— Start SUPPLIED RECORDS —

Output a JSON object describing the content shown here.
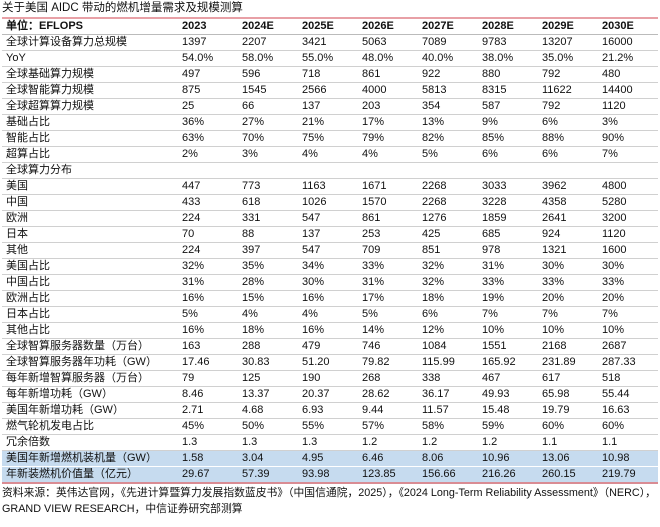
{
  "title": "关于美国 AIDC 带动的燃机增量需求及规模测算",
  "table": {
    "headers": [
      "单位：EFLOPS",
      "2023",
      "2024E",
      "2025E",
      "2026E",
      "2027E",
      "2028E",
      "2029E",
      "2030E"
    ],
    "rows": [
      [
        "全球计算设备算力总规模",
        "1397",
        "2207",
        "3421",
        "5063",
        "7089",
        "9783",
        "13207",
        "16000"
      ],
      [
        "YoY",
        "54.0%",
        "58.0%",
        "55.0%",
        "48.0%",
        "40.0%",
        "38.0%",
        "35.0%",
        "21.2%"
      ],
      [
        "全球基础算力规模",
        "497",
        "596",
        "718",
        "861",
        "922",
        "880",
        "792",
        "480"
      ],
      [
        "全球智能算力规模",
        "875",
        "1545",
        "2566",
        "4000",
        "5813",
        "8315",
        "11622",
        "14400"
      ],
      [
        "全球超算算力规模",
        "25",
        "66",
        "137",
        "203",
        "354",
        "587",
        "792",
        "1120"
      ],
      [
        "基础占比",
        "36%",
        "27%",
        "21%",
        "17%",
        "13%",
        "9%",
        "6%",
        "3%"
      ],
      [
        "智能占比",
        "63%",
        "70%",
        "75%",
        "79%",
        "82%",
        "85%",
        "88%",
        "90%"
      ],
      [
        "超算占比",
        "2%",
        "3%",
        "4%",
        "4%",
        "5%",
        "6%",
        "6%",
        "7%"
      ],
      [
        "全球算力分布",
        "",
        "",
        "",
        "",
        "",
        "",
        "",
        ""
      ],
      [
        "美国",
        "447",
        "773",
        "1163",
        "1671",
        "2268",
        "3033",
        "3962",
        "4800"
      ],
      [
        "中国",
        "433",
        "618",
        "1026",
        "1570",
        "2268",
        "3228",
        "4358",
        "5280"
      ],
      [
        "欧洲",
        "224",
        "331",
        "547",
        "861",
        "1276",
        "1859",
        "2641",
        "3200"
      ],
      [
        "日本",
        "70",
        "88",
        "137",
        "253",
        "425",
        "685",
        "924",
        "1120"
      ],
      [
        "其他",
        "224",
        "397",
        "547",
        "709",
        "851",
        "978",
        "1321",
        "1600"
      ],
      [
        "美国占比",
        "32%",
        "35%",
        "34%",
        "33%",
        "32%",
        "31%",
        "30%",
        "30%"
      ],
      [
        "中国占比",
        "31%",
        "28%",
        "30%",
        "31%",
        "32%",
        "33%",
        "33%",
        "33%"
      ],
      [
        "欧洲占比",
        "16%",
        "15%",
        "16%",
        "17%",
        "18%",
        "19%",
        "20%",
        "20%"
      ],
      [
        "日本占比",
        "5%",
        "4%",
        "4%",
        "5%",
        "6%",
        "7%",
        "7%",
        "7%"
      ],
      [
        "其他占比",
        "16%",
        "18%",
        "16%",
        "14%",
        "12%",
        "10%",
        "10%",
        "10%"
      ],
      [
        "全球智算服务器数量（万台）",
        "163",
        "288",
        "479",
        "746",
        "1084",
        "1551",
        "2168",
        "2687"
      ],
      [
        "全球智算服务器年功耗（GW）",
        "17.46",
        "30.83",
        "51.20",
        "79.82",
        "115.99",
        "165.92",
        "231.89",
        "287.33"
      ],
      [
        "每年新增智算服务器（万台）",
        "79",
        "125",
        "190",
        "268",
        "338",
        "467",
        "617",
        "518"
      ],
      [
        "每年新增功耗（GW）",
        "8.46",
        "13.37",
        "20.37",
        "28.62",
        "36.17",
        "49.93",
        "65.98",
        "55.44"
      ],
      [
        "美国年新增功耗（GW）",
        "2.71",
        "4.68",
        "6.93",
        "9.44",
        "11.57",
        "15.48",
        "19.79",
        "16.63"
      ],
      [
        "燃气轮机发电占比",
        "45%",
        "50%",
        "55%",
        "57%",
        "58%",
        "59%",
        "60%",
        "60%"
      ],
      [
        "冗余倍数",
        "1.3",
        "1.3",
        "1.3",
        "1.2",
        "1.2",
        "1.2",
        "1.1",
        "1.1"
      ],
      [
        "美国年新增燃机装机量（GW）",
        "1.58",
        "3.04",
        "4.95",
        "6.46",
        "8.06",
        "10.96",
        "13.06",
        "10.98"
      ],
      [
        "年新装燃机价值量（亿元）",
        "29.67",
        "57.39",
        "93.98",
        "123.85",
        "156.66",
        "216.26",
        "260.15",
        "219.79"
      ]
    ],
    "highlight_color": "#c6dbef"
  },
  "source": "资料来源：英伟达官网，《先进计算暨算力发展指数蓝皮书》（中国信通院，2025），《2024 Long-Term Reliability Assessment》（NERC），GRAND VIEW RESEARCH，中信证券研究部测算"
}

— End SUPPLIED RECORDS —

* TASK INSTRUCTIONS *
Copy the material above in full and exactly, skipping pictures.

* FINISHED ANSWER *
Output a JSON object describing the content shown here.
{
  "title": "关于美国 AIDC 带动的燃机增量需求及规模测算",
  "table": {
    "headers": [
      "单位：EFLOPS",
      "2023",
      "2024E",
      "2025E",
      "2026E",
      "2027E",
      "2028E",
      "2029E",
      "2030E"
    ],
    "rows": [
      [
        "全球计算设备算力总规模",
        "1397",
        "2207",
        "3421",
        "5063",
        "7089",
        "9783",
        "13207",
        "16000"
      ],
      [
        "YoY",
        "54.0%",
        "58.0%",
        "55.0%",
        "48.0%",
        "40.0%",
        "38.0%",
        "35.0%",
        "21.2%"
      ],
      [
        "全球基础算力规模",
        "497",
        "596",
        "718",
        "861",
        "922",
        "880",
        "792",
        "480"
      ],
      [
        "全球智能算力规模",
        "875",
        "1545",
        "2566",
        "4000",
        "5813",
        "8315",
        "11622",
        "14400"
      ],
      [
        "全球超算算力规模",
        "25",
        "66",
        "137",
        "203",
        "354",
        "587",
        "792",
        "1120"
      ],
      [
        "基础占比",
        "36%",
        "27%",
        "21%",
        "17%",
        "13%",
        "9%",
        "6%",
        "3%"
      ],
      [
        "智能占比",
        "63%",
        "70%",
        "75%",
        "79%",
        "82%",
        "85%",
        "88%",
        "90%"
      ],
      [
        "超算占比",
        "2%",
        "3%",
        "4%",
        "4%",
        "5%",
        "6%",
        "6%",
        "7%"
      ],
      [
        "全球算力分布",
        "",
        "",
        "",
        "",
        "",
        "",
        "",
        ""
      ],
      [
        "美国",
        "447",
        "773",
        "1163",
        "1671",
        "2268",
        "3033",
        "3962",
        "4800"
      ],
      [
        "中国",
        "433",
        "618",
        "1026",
        "1570",
        "2268",
        "3228",
        "4358",
        "5280"
      ],
      [
        "欧洲",
        "224",
        "331",
        "547",
        "861",
        "1276",
        "1859",
        "2641",
        "3200"
      ],
      [
        "日本",
        "70",
        "88",
        "137",
        "253",
        "425",
        "685",
        "924",
        "1120"
      ],
      [
        "其他",
        "224",
        "397",
        "547",
        "709",
        "851",
        "978",
        "1321",
        "1600"
      ],
      [
        "美国占比",
        "32%",
        "35%",
        "34%",
        "33%",
        "32%",
        "31%",
        "30%",
        "30%"
      ],
      [
        "中国占比",
        "31%",
        "28%",
        "30%",
        "31%",
        "32%",
        "33%",
        "33%",
        "33%"
      ],
      [
        "欧洲占比",
        "16%",
        "15%",
        "16%",
        "17%",
        "18%",
        "19%",
        "20%",
        "20%"
      ],
      [
        "日本占比",
        "5%",
        "4%",
        "4%",
        "5%",
        "6%",
        "7%",
        "7%",
        "7%"
      ],
      [
        "其他占比",
        "16%",
        "18%",
        "16%",
        "14%",
        "12%",
        "10%",
        "10%",
        "10%"
      ],
      [
        "全球智算服务器数量（万台）",
        "163",
        "288",
        "479",
        "746",
        "1084",
        "1551",
        "2168",
        "2687"
      ],
      [
        "全球智算服务器年功耗（GW）",
        "17.46",
        "30.83",
        "51.20",
        "79.82",
        "115.99",
        "165.92",
        "231.89",
        "287.33"
      ],
      [
        "每年新增智算服务器（万台）",
        "79",
        "125",
        "190",
        "268",
        "338",
        "467",
        "617",
        "518"
      ],
      [
        "每年新增功耗（GW）",
        "8.46",
        "13.37",
        "20.37",
        "28.62",
        "36.17",
        "49.93",
        "65.98",
        "55.44"
      ],
      [
        "美国年新增功耗（GW）",
        "2.71",
        "4.68",
        "6.93",
        "9.44",
        "11.57",
        "15.48",
        "19.79",
        "16.63"
      ],
      [
        "燃气轮机发电占比",
        "45%",
        "50%",
        "55%",
        "57%",
        "58%",
        "59%",
        "60%",
        "60%"
      ],
      [
        "冗余倍数",
        "1.3",
        "1.3",
        "1.3",
        "1.2",
        "1.2",
        "1.2",
        "1.1",
        "1.1"
      ],
      [
        "美国年新增燃机装机量（GW）",
        "1.58",
        "3.04",
        "4.95",
        "6.46",
        "8.06",
        "10.96",
        "13.06",
        "10.98"
      ],
      [
        "年新装燃机价值量（亿元）",
        "29.67",
        "57.39",
        "93.98",
        "123.85",
        "156.66",
        "216.26",
        "260.15",
        "219.79"
      ]
    ],
    "highlight_color": "#c6dbef"
  },
  "source": "资料来源：英伟达官网，《先进计算暨算力发展指数蓝皮书》（中国信通院，2025），《2024 Long-Term Reliability Assessment》（NERC），GRAND VIEW RESEARCH，中信证券研究部测算"
}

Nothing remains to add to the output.